==== 対象の文章 ====
講義・セミナー

特別講義のお知らせ(理学研究科・生物学専攻)

現代の生物学I(第3回)

日 時 : 2008年 7月11日(金) 午後 1時20分〜
場 所 : 神戸大学・遺伝子実験センター 5階研修室
講 師 : 掛谷 秀昭 博士(京都大学大学院薬学研究科・教授)
演 題 : 創薬シーズ開発を指向したケミカルバイオロジー研究

講演要旨

ケミカルバイオロジー(化学生物学)とは、化学を基盤として複雑な生命現象を解明していく生物学であり、なかでも基本となるのは、ケミカルジェネティックス(化学遺伝学)である。ケミカルジェネティックスは、古典遺伝学で利用・解析してきた“変異“を生理活性小分子(バイオプローブ)に置き換えた方法論であるが、最近では、ゲノムワイドにケミカルゲノミクスに発展しつつある。ここで用いる生理活性小分子の化学構造および生物活性の多様性・新規性は、ケミカルバイオロジーにとって最も重要なファクターの1つであり、生化学ツール開発・創薬シーズ開発に直結するといえる。
 当研究室では、1) 創薬リード化合物の開拓を指向した新規生理活性物質の天然物薬学研究、2) 多因子疾患(癌、神経変性疾患、免疫疾患、糖尿病、心疾患等)に対する次世代化学療法の開発を目指したケミカルバイオロジー研究、3) ケモインフォマティクス・バイオインフォマティクスを活用したシステムケモセラピー研究、4) 有用物質生産・創製のための遺伝子工学的研究(コンビナトリアル生合成研究)、5) 生理活性小分子リガンド-受容体の迅速同定システム(プラットフォーム)の開発研究、を中心的な研究課題とし、“創薬シーズ開発”を指向した先端的ケミカルバイオロジー研究・ケミカルゲノミクス研究を展開している。これまでに、我々の成果を基盤にして、複数の生理活性小分子が生化学試薬として市販されている。
 本特別講義では、創薬シーズ開発を指向した微生物代謝産物由来の生理活性小分子の開拓研究とケミカルバイオロジー研究の現状を我々の研究成果を中心に紹介する予定である。
====
指示:
1. 次の(a)〜(c)がこの講義案内の内容と合っているかを、それぞれ「はい」か「いいえ」で答えよ。判断の根拠となる本文の語句もそのまま引用すること。(a) 講演の会場は神戸大学・遺伝子実験センターの5階研修室である。(b) 講師は大阪大学の教授である。(c) 講師の研究室の成果をもとに、複数の生理活性小分子が生化学試薬として市販されている。
2. 講義案内の「現代の生物学I(第3回)」から「を中心に紹介する予定である。」までを、その語句も含めて書き直せ。その際、「生化学ツール」を「研究用ツール」に置き換えること。
3. 講義案内によると、この特別講義はいつ始まるか。
==== 提供データ ====
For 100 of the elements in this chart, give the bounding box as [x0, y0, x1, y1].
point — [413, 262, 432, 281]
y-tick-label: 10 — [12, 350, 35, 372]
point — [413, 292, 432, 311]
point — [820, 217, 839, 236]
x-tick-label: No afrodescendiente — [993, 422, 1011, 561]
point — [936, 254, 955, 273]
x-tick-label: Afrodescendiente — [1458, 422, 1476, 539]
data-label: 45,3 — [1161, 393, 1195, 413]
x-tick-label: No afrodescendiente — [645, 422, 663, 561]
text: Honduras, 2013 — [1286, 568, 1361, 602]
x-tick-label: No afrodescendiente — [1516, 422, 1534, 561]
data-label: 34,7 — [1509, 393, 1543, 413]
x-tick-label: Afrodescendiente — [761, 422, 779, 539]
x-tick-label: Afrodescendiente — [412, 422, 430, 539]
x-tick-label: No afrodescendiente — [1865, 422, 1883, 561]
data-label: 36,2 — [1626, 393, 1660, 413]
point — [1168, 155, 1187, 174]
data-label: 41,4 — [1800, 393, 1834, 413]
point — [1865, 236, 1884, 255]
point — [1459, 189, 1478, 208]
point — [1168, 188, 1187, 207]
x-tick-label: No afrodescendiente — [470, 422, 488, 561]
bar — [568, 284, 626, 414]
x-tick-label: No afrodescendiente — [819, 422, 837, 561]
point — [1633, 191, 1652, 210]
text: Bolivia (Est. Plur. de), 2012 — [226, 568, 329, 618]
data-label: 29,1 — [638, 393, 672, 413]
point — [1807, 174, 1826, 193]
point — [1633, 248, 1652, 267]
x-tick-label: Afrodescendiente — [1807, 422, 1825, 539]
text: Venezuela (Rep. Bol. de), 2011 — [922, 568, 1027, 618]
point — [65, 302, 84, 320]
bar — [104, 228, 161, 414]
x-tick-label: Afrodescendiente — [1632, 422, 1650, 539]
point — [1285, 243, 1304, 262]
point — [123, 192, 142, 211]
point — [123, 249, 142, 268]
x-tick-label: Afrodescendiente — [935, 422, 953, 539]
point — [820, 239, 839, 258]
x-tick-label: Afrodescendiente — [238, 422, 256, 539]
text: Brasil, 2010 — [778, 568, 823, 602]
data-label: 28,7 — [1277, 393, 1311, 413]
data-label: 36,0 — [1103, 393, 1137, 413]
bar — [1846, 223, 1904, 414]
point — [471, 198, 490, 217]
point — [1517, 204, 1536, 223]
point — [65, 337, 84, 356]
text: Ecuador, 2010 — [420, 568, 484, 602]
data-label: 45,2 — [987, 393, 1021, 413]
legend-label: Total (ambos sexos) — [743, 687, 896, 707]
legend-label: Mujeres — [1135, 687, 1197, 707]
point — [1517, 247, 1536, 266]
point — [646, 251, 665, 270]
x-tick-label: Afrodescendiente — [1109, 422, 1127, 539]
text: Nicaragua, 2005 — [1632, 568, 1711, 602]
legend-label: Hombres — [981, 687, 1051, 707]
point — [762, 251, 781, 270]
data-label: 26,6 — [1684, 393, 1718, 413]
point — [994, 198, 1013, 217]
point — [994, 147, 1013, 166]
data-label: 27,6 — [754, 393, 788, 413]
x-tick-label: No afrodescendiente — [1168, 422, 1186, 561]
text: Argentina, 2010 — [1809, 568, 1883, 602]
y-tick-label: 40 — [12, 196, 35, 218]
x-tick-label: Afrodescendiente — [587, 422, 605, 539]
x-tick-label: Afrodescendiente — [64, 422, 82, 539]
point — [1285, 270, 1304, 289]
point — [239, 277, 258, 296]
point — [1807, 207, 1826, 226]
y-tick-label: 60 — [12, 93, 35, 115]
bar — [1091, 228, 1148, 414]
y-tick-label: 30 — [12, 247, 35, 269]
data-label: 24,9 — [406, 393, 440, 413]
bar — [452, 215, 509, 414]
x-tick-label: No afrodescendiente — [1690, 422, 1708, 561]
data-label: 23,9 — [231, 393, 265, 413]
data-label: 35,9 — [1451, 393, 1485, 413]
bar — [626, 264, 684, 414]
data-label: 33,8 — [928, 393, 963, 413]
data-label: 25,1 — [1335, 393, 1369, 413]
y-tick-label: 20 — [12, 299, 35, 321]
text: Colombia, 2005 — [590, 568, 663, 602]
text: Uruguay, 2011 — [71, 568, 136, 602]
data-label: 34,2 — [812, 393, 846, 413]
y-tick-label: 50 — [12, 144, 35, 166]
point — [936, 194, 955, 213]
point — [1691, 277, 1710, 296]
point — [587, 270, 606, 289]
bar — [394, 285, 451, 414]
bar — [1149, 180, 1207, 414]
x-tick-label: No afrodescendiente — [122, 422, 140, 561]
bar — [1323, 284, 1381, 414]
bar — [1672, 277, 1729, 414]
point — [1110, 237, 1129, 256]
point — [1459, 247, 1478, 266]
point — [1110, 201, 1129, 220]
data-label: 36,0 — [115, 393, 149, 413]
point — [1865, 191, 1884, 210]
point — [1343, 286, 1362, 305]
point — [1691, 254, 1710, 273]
====
各問の解答:
1.
(a) はい。「神戸大学・遺伝子実験センター 5階研修室」
(b) いいえ。「京都大学大学院薬学研究科・教授」
(c) はい。「複数の生理活性小分子が生化学試薬として市販されている」

2.
現代の生物学I(第3回)

日 時 : 2008年 7月11日(金) 午後 1時20分〜
場 所 : 神戸大学・遺伝子実験センター 5階研修室
講 師 : 掛谷 秀昭 博士(京都大学大学院薬学研究科・教授)
演 題 : 創薬シーズ開発を指向したケミカルバイオロジー研究

講演要旨

ケミカルバイオロジー(化学生物学)とは、化学を基盤として複雑な生命現象を解明していく生物学であり、なかでも基本となるのは、ケミカルジェネティックス(化学遺伝学)である。ケミカルジェネティックスは、古典遺伝学で利用・解析してきた“変異“を生理活性小分子(バイオプローブ)に置き換えた方法論であるが、最近では、ゲノムワイドにケミカルゲノミクスに発展しつつある。ここで用いる生理活性小分子の化学構造および生物活性の多様性・新規性は、ケミカルバイオロジーにとって最も重要なファクターの1つであり、研究用ツール開発・創薬シーズ開発に直結するといえる。
 当研究室では、1) 創薬リード化合物の開拓を指向した新規生理活性物質の天然物薬学研究、2) 多因子疾患(癌、神経変性疾患、免疫疾患、糖尿病、心疾患等)に対する次世代化学療法の開発を目指したケミカルバイオロジー研究、3) ケモインフォマティクス・バイオインフォマティクスを活用したシステムケモセラピー研究、4) 有用物質生産・創製のための遺伝子工学的研究(コンビナトリアル生合成研究)、5) 生理活性小分子リガンド-受容体の迅速同定システム(プラットフォーム)の開発研究、を中心的な研究課題とし、“創薬シーズ開発”を指向した先端的ケミカルバイオロジー研究・ケミカルゲノミクス研究を展開している。これまでに、我々の成果を基盤にして、複数の生理活性小分子が生化学試薬として市販されている。
 本特別講義では、創薬シーズ開発を指向した微生物代謝産物由来の生理活性小分子の開拓研究とケミカルバイオロジー研究の現状を我々の研究成果を中心に紹介する予定である。

3. 2008年7月11日(金)午後1時20分から始まる。